┌─ SUPPLIED DATA
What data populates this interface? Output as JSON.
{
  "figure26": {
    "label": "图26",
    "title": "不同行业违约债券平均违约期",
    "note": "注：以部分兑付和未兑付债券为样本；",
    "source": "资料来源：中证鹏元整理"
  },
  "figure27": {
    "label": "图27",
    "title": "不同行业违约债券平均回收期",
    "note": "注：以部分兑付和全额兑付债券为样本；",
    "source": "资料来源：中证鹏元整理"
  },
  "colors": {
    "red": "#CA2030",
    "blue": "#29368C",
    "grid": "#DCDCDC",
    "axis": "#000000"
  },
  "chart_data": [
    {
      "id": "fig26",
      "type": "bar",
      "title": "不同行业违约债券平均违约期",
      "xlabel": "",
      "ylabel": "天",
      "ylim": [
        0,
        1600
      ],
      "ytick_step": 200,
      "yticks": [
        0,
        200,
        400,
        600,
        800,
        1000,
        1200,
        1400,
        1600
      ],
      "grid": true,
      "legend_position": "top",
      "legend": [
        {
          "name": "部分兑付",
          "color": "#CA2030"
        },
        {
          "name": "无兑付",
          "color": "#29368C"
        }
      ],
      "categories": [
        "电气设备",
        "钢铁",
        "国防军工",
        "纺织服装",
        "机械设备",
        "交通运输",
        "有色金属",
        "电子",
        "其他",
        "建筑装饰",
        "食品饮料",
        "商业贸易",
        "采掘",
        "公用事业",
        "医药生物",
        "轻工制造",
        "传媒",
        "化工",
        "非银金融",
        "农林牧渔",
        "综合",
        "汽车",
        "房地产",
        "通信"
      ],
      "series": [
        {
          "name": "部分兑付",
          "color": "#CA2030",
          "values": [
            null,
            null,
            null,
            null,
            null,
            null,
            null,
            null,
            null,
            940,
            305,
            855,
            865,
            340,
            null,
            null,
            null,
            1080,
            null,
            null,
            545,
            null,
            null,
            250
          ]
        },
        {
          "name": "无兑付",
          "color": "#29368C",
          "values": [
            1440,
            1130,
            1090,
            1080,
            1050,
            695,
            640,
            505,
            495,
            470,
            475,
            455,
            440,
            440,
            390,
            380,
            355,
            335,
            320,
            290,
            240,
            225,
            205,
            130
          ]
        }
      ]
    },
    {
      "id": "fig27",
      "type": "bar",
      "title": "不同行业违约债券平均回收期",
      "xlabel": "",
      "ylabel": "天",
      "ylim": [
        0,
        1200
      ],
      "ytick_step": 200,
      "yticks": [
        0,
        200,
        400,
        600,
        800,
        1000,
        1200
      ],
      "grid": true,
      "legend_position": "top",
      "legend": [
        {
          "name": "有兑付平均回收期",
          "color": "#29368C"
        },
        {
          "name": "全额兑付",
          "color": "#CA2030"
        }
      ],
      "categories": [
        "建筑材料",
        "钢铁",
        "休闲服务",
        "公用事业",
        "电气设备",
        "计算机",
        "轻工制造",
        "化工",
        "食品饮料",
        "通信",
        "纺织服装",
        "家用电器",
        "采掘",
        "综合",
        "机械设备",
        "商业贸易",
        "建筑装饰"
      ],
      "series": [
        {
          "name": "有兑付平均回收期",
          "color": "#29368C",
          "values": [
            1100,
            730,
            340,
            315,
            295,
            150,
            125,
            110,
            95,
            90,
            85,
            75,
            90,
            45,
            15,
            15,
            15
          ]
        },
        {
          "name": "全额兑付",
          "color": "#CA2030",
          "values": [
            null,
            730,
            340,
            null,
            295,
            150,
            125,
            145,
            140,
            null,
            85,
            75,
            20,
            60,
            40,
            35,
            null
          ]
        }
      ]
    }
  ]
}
└─
**WRITTEN REQUEST:**
Return every entry verbatim.

**SOLUTION TO THIS TASK:**
What data populates this interface? Output as JSON.
{
  "figure26": {
    "label": "图26",
    "title": "不同行业违约债券平均违约期",
    "note": "注：以部分兑付和未兑付债券为样本；",
    "source": "资料来源：中证鹏元整理"
  },
  "figure27": {
    "label": "图27",
    "title": "不同行业违约债券平均回收期",
    "note": "注：以部分兑付和全额兑付债券为样本；",
    "source": "资料来源：中证鹏元整理"
  },
  "colors": {
    "red": "#CA2030",
    "blue": "#29368C",
    "grid": "#DCDCDC",
    "axis": "#000000"
  },
  "chart_data": [
    {
      "id": "fig26",
      "type": "bar",
      "title": "不同行业违约债券平均违约期",
      "xlabel": "",
      "ylabel": "天",
      "ylim": [
        0,
        1600
      ],
      "ytick_step": 200,
      "yticks": [
        0,
        200,
        400,
        600,
        800,
        1000,
        1200,
        1400,
        1600
      ],
      "grid": true,
      "legend_position": "top",
      "legend": [
        {
          "name": "部分兑付",
          "color": "#CA2030"
        },
        {
          "name": "无兑付",
          "color": "#29368C"
        }
      ],
      "categories": [
        "电气设备",
        "钢铁",
        "国防军工",
        "纺织服装",
        "机械设备",
        "交通运输",
        "有色金属",
        "电子",
        "其他",
        "建筑装饰",
        "食品饮料",
        "商业贸易",
        "采掘",
        "公用事业",
        "医药生物",
        "轻工制造",
        "传媒",
        "化工",
        "非银金融",
        "农林牧渔",
        "综合",
        "汽车",
        "房地产",
        "通信"
      ],
      "series": [
        {
          "name": "部分兑付",
          "color": "#CA2030",
          "values": [
            null,
            null,
            null,
            null,
            null,
            null,
            null,
            null,
            null,
            940,
            305,
            855,
            865,
            340,
            null,
            null,
            null,
            1080,
            null,
            null,
            545,
            null,
            null,
            250
          ]
        },
        {
          "name": "无兑付",
          "color": "#29368C",
          "values": [
            1440,
            1130,
            1090,
            1080,
            1050,
            695,
            640,
            505,
            495,
            470,
            475,
            455,
            440,
            440,
            390,
            380,
            355,
            335,
            320,
            290,
            240,
            225,
            205,
            130
          ]
        }
      ]
    },
    {
      "id": "fig27",
      "type": "bar",
      "title": "不同行业违约债券平均回收期",
      "xlabel": "",
      "ylabel": "天",
      "ylim": [
        0,
        1200
      ],
      "ytick_step": 200,
      "yticks": [
        0,
        200,
        400,
        600,
        800,
        1000,
        1200
      ],
      "grid": true,
      "legend_position": "top",
      "legend": [
        {
          "name": "有兑付平均回收期",
          "color": "#29368C"
        },
        {
          "name": "全额兑付",
          "color": "#CA2030"
        }
      ],
      "categories": [
        "建筑材料",
        "钢铁",
        "休闲服务",
        "公用事业",
        "电气设备",
        "计算机",
        "轻工制造",
        "化工",
        "食品饮料",
        "通信",
        "纺织服装",
        "家用电器",
        "采掘",
        "综合",
        "机械设备",
        "商业贸易",
        "建筑装饰"
      ],
      "series": [
        {
          "name": "有兑付平均回收期",
          "color": "#29368C",
          "values": [
            1100,
            730,
            340,
            315,
            295,
            150,
            125,
            110,
            95,
            90,
            85,
            75,
            90,
            45,
            15,
            15,
            15
          ]
        },
        {
          "name": "全额兑付",
          "color": "#CA2030",
          "values": [
            null,
            730,
            340,
            null,
            295,
            150,
            125,
            145,
            140,
            null,
            85,
            75,
            20,
            60,
            40,
            35,
            null
          ]
        }
      ]
    }
  ]
}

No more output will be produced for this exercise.